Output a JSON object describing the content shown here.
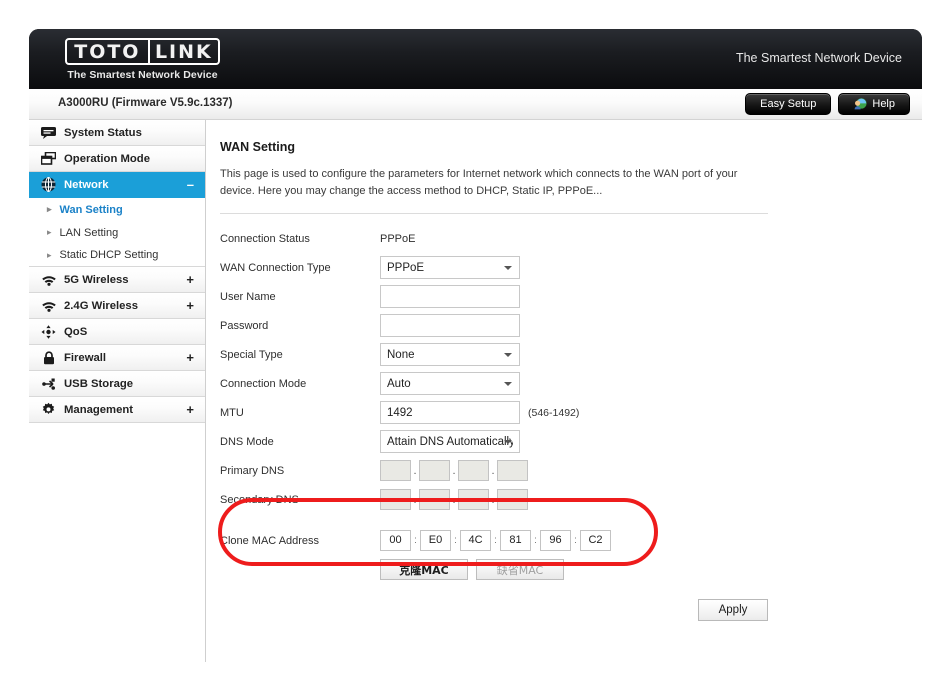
{
  "header": {
    "logo_left": "TOTO",
    "logo_right": "LINK",
    "logo_tagline": "The Smartest Network Device",
    "right_tagline": "The Smartest Network Device",
    "model": "A3000RU (Firmware V5.9c.1337)",
    "easy_setup_label": "Easy Setup",
    "help_label": "Help"
  },
  "sidebar": {
    "items": [
      {
        "label": "System Status",
        "icon": "monitor-icon",
        "expander": ""
      },
      {
        "label": "Operation Mode",
        "icon": "windows-icon",
        "expander": ""
      },
      {
        "label": "Network",
        "icon": "globe-icon",
        "expander": "–",
        "active": true
      },
      {
        "label": "5G Wireless",
        "icon": "wifi-icon",
        "expander": "+"
      },
      {
        "label": "2.4G Wireless",
        "icon": "wifi-icon",
        "expander": "+"
      },
      {
        "label": "QoS",
        "icon": "qos-icon",
        "expander": ""
      },
      {
        "label": "Firewall",
        "icon": "lock-icon",
        "expander": "+"
      },
      {
        "label": "USB Storage",
        "icon": "usb-icon",
        "expander": ""
      },
      {
        "label": "Management",
        "icon": "gear-icon",
        "expander": "+"
      }
    ],
    "sub_items": [
      {
        "label": "Wan Setting",
        "current": true
      },
      {
        "label": "LAN Setting",
        "current": false
      },
      {
        "label": "Static DHCP Setting",
        "current": false
      }
    ]
  },
  "main": {
    "title": "WAN Setting",
    "description": "This page is used to configure the parameters for Internet network which connects to the WAN port of your device. Here you may change the access method to DHCP, Static IP, PPPoE...",
    "connection_status_label": "Connection Status",
    "connection_status_value": "PPPoE",
    "wan_type_label": "WAN Connection Type",
    "wan_type_value": "PPPoE",
    "username_label": "User Name",
    "username_value": "",
    "password_label": "Password",
    "password_value": "",
    "special_type_label": "Special Type",
    "special_type_value": "None",
    "connection_mode_label": "Connection Mode",
    "connection_mode_value": "Auto",
    "mtu_label": "MTU",
    "mtu_value": "1492",
    "mtu_hint": "(546-1492)",
    "dns_mode_label": "DNS Mode",
    "dns_mode_value": "Attain DNS Automatically",
    "primary_dns_label": "Primary DNS",
    "primary_dns": [
      "",
      "",
      "",
      ""
    ],
    "secondary_dns_label": "Secondary DNS",
    "secondary_dns": [
      "",
      "",
      "",
      ""
    ],
    "clone_mac_label": "Clone MAC Address",
    "clone_mac_octets": [
      "00",
      "E0",
      "4C",
      "81",
      "96",
      "C2"
    ],
    "clone_mac_button": "克隆MAC",
    "default_mac_button": "缺省MAC",
    "apply_label": "Apply",
    "dns_separator": ".",
    "mac_separator": ":"
  },
  "annotation": {
    "highlight_color": "#ee1c1c"
  }
}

GIVEN INSTRUCTION.
Set the pictures aside and transcribe the data above exactly.

TASK RESULT.
Output a JSON object describing the content shown here.
{
  "header": {
    "logo_left": "TOTO",
    "logo_right": "LINK",
    "logo_tagline": "The Smartest Network Device",
    "right_tagline": "The Smartest Network Device",
    "model": "A3000RU (Firmware V5.9c.1337)",
    "easy_setup_label": "Easy Setup",
    "help_label": "Help"
  },
  "sidebar": {
    "items": [
      {
        "label": "System Status",
        "icon": "monitor-icon",
        "expander": ""
      },
      {
        "label": "Operation Mode",
        "icon": "windows-icon",
        "expander": ""
      },
      {
        "label": "Network",
        "icon": "globe-icon",
        "expander": "–",
        "active": true
      },
      {
        "label": "5G Wireless",
        "icon": "wifi-icon",
        "expander": "+"
      },
      {
        "label": "2.4G Wireless",
        "icon": "wifi-icon",
        "expander": "+"
      },
      {
        "label": "QoS",
        "icon": "qos-icon",
        "expander": ""
      },
      {
        "label": "Firewall",
        "icon": "lock-icon",
        "expander": "+"
      },
      {
        "label": "USB Storage",
        "icon": "usb-icon",
        "expander": ""
      },
      {
        "label": "Management",
        "icon": "gear-icon",
        "expander": "+"
      }
    ],
    "sub_items": [
      {
        "label": "Wan Setting",
        "current": true
      },
      {
        "label": "LAN Setting",
        "current": false
      },
      {
        "label": "Static DHCP Setting",
        "current": false
      }
    ]
  },
  "main": {
    "title": "WAN Setting",
    "description": "This page is used to configure the parameters for Internet network which connects to the WAN port of your device. Here you may change the access method to DHCP, Static IP, PPPoE...",
    "connection_status_label": "Connection Status",
    "connection_status_value": "PPPoE",
    "wan_type_label": "WAN Connection Type",
    "wan_type_value": "PPPoE",
    "username_label": "User Name",
    "username_value": "",
    "password_label": "Password",
    "password_value": "",
    "special_type_label": "Special Type",
    "special_type_value": "None",
    "connection_mode_label": "Connection Mode",
    "connection_mode_value": "Auto",
    "mtu_label": "MTU",
    "mtu_value": "1492",
    "mtu_hint": "(546-1492)",
    "dns_mode_label": "DNS Mode",
    "dns_mode_value": "Attain DNS Automatically",
    "primary_dns_label": "Primary DNS",
    "primary_dns": [
      "",
      "",
      "",
      ""
    ],
    "secondary_dns_label": "Secondary DNS",
    "secondary_dns": [
      "",
      "",
      "",
      ""
    ],
    "clone_mac_label": "Clone MAC Address",
    "clone_mac_octets": [
      "00",
      "E0",
      "4C",
      "81",
      "96",
      "C2"
    ],
    "clone_mac_button": "克隆MAC",
    "default_mac_button": "缺省MAC",
    "apply_label": "Apply",
    "dns_separator": ".",
    "mac_separator": ":"
  },
  "annotation": {
    "highlight_color": "#ee1c1c"
  }
}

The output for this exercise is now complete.